練習問題 A: データ抜粋の行のうち、冒頭から「X-axis label: Windchill」を含む行までの範囲を、「Identify」を「Locate」に書き換えて示しなさい。ほかの部分は変えないこと。

【Vol.34】桐朋との繋がり -22期 中山 綾子さん 後編-

ゲスト    :桐朋学園初等部22期卒 中山綾子さん(以下、中山さん)
インタビュアー:桐朋初等部同窓会 会長 髙田紀世(以下、髙田)

 

中山綾子さんとのインタビューの後編です。
前回のインタビュー<前編>はこちら

髙田:
Web関係の仕事で大変だったことをお聞かせいただけますか。

中山さん:
大変だったことはそうですね。
Webの技術はどんどん進化して行くので、その知識を入れていくことはとても大変です。

逆に専門的なアプリ等についてはお客さんの方から教えて頂くことがあったり、偏った視点でいると知らない事もありますし、今はSNSの役割が大きいですが、新しいツールや技術が次々と出て来るので、その辺についても網羅して行くという事が一番大変かもしれませんね。

髙田:
逆に楽しかったことや、この仕事をして良かったなと思うことは何ですか。

中山さん:
いろいろな職業の方たちの日常の一面を垣間見れる所でしょうか?

データ抜粋:
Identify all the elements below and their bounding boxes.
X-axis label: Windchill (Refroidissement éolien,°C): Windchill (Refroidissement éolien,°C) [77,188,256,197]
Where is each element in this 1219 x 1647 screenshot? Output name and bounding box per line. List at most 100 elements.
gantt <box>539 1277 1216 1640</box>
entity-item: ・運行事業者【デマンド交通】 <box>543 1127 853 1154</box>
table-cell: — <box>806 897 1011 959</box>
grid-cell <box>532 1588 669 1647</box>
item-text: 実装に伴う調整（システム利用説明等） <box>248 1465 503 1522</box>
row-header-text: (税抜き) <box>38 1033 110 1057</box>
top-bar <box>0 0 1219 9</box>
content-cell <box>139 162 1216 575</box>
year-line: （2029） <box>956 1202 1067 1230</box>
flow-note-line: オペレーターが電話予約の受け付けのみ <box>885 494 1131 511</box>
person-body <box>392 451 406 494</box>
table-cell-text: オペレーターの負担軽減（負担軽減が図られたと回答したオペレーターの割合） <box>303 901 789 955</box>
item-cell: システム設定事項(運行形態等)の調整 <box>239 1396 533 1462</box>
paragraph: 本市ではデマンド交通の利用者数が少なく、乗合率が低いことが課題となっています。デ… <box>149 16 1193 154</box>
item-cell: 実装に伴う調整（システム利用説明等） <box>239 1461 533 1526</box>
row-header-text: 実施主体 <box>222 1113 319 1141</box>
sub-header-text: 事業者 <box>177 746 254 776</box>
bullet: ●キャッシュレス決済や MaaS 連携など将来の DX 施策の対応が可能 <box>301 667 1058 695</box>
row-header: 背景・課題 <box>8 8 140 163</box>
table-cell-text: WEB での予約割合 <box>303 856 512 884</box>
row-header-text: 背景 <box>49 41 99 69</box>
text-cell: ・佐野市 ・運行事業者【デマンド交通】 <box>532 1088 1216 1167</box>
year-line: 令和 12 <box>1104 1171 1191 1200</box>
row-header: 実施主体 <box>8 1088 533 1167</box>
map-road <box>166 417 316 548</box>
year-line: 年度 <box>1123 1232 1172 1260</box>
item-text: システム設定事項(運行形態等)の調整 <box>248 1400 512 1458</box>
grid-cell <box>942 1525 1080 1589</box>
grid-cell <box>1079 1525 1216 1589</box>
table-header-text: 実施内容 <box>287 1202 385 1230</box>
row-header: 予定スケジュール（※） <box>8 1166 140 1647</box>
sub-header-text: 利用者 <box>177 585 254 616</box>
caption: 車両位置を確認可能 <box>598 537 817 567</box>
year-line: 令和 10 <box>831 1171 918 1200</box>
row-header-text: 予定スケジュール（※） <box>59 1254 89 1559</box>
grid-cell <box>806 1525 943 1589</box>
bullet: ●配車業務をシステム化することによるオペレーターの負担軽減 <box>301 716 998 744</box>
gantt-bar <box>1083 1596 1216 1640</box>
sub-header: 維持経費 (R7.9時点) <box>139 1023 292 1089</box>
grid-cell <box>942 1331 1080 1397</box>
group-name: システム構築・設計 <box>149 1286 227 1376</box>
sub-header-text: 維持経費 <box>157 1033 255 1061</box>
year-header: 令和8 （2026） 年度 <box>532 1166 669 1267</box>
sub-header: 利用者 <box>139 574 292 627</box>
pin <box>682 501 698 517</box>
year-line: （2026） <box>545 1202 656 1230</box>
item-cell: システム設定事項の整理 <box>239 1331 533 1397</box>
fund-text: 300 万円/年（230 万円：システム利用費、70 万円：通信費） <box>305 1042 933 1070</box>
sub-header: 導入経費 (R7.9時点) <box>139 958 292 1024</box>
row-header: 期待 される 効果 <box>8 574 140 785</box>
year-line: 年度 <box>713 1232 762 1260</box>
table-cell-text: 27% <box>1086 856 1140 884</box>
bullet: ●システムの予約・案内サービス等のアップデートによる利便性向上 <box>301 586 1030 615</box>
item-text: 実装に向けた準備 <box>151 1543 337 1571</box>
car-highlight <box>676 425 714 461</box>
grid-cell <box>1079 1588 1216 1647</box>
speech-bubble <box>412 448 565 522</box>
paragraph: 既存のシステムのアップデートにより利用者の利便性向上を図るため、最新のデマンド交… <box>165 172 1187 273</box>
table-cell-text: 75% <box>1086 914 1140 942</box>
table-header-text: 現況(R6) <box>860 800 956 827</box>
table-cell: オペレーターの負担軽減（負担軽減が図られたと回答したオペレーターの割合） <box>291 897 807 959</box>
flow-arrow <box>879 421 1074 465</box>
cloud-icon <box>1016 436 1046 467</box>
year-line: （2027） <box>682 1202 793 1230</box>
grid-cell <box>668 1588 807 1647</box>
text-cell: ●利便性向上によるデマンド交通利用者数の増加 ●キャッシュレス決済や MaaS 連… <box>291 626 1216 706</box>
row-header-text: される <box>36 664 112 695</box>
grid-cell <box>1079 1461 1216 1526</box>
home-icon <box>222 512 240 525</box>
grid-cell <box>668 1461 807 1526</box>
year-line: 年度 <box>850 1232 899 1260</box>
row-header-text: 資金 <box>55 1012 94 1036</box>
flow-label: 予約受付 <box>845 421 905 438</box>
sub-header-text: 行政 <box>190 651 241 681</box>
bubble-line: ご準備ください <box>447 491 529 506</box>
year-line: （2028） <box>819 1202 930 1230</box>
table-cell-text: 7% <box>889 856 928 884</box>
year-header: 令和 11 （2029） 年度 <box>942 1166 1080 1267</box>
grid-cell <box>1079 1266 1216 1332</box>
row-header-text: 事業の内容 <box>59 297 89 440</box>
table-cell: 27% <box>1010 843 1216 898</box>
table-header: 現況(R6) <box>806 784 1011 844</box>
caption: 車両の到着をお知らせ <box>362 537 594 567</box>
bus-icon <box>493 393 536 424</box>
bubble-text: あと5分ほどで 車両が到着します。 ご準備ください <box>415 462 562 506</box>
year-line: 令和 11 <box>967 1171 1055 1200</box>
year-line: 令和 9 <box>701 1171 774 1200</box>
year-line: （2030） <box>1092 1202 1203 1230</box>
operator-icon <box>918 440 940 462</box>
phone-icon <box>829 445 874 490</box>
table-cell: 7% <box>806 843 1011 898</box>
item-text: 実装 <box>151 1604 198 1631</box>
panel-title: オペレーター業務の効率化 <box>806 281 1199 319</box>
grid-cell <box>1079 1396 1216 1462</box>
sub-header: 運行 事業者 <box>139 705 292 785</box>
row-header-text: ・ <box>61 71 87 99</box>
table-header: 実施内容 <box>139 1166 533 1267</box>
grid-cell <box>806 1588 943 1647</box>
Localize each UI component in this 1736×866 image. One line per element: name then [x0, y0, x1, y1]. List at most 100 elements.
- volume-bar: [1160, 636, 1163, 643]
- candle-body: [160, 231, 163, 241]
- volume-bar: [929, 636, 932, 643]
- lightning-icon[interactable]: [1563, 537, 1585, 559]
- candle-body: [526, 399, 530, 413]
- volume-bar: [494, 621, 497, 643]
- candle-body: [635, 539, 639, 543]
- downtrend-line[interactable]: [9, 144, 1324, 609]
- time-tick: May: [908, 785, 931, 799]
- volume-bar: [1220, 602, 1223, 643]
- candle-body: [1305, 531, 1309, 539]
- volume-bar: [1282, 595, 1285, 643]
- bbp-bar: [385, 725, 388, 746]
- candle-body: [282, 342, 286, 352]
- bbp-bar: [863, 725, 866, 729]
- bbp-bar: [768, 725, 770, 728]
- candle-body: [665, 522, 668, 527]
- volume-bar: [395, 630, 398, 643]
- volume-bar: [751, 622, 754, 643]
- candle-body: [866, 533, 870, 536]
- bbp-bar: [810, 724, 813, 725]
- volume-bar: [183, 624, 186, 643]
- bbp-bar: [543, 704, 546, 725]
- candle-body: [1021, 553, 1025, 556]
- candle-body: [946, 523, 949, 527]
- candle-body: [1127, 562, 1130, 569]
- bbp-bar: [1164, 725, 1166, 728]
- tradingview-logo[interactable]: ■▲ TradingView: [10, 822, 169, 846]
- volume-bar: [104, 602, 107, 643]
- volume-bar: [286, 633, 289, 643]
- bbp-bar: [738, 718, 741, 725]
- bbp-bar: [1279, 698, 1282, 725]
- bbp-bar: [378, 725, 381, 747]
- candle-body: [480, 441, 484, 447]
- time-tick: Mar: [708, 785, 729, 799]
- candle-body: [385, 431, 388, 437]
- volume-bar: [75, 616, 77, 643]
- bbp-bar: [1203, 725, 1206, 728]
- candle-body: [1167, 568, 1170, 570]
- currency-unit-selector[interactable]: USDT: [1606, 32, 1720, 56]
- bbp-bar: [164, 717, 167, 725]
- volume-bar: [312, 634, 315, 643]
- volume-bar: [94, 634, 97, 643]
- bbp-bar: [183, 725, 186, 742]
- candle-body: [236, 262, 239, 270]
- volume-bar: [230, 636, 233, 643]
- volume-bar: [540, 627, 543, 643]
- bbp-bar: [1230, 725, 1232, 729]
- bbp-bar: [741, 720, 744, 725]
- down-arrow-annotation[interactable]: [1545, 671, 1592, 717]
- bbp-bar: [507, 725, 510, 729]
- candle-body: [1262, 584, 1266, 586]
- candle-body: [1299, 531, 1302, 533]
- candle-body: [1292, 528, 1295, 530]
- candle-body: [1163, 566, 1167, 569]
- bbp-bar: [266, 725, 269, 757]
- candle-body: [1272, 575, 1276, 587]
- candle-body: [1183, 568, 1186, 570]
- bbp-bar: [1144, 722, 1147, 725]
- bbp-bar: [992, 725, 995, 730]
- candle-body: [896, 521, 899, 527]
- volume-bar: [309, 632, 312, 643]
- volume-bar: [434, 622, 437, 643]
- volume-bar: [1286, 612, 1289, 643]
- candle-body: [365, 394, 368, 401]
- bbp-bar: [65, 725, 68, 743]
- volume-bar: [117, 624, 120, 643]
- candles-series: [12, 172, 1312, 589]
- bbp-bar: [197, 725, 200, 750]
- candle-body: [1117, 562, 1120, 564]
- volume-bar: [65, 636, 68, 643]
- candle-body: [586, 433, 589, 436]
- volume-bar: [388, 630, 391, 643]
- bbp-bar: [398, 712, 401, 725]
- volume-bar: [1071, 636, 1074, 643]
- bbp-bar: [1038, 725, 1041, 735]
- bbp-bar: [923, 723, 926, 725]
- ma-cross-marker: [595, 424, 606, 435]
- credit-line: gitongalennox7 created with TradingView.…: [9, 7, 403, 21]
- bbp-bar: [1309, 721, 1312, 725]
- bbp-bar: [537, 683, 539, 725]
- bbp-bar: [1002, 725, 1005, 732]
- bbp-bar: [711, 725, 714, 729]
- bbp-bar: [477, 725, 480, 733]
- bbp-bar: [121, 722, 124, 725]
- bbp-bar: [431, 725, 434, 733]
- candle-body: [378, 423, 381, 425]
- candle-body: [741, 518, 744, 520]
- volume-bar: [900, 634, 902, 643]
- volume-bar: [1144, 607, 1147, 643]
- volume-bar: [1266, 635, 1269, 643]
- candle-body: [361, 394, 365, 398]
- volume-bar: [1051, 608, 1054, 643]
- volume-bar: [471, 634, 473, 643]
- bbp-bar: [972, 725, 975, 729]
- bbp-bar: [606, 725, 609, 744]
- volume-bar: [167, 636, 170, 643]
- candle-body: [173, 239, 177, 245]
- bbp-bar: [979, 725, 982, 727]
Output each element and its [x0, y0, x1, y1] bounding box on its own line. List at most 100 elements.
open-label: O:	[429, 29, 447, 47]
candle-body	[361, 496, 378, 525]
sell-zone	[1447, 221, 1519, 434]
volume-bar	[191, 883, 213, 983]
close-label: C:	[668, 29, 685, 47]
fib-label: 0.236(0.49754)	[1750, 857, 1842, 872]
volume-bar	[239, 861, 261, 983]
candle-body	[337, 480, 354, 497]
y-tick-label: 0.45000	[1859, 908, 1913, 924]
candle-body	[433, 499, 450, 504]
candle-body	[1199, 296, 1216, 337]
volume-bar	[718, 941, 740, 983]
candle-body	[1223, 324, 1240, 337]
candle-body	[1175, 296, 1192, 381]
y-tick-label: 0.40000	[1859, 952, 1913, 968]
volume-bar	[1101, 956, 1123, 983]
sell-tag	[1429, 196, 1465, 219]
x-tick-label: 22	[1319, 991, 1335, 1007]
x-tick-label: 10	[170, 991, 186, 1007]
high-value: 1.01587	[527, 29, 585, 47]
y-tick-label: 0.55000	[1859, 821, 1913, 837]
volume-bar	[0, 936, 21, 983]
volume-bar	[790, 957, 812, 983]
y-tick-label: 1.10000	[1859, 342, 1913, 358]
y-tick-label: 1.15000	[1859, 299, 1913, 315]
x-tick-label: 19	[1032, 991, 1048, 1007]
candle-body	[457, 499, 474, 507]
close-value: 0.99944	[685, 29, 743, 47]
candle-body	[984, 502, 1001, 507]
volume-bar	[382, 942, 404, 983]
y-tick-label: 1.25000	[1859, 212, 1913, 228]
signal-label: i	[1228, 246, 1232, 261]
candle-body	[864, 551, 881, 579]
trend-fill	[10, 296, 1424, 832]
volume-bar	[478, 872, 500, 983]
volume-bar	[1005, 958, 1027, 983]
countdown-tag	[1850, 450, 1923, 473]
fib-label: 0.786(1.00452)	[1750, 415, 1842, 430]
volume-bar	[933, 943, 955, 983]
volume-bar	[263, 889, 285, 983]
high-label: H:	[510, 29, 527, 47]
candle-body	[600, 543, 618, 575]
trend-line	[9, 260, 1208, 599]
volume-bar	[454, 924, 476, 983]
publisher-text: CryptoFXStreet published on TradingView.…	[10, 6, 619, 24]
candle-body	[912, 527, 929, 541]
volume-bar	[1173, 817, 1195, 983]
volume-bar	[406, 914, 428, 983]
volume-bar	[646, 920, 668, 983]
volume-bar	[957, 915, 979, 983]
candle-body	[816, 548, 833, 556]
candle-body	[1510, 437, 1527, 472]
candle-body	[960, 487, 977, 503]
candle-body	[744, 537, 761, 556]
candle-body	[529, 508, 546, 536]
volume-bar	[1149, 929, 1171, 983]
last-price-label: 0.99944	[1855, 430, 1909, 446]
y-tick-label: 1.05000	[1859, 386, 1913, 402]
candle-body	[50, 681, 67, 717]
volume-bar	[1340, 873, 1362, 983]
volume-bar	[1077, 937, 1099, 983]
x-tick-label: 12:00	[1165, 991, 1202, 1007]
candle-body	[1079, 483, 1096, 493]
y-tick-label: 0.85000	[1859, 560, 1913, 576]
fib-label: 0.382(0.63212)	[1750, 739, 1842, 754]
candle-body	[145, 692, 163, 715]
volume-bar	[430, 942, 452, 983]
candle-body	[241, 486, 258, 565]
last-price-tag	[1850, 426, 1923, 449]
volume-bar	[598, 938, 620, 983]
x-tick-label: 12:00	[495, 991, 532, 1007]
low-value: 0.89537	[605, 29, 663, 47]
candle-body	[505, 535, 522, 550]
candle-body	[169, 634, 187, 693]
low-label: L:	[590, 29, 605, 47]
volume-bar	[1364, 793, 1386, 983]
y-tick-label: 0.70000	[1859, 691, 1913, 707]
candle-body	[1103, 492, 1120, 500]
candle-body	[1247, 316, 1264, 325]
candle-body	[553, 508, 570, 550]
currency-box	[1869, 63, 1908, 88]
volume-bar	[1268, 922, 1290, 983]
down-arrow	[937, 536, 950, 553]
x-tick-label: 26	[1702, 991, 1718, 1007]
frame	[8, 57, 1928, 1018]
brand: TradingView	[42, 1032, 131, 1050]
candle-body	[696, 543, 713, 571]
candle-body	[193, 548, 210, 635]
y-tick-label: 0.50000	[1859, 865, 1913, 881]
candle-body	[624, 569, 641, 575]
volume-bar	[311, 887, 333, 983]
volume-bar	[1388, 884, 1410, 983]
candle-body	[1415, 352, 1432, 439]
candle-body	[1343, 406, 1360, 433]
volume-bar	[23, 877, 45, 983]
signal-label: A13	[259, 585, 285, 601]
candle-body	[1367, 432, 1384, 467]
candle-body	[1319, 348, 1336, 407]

練習問題 B: 中山綾子さんのインタビューで、中山さんの発言に出てくるカタカナまたはアルファベットで書かれた語をすべて挙げなさい。

記述解答 A:
Locate all the elements below and their bounding boxes.
X-axis label: Windchill (Refroidissement éolien,°C): Windchill (Refroidissement éolien,°C) [77,188,256,197]

記述解答 B: Web、アプリ、SNS、ツール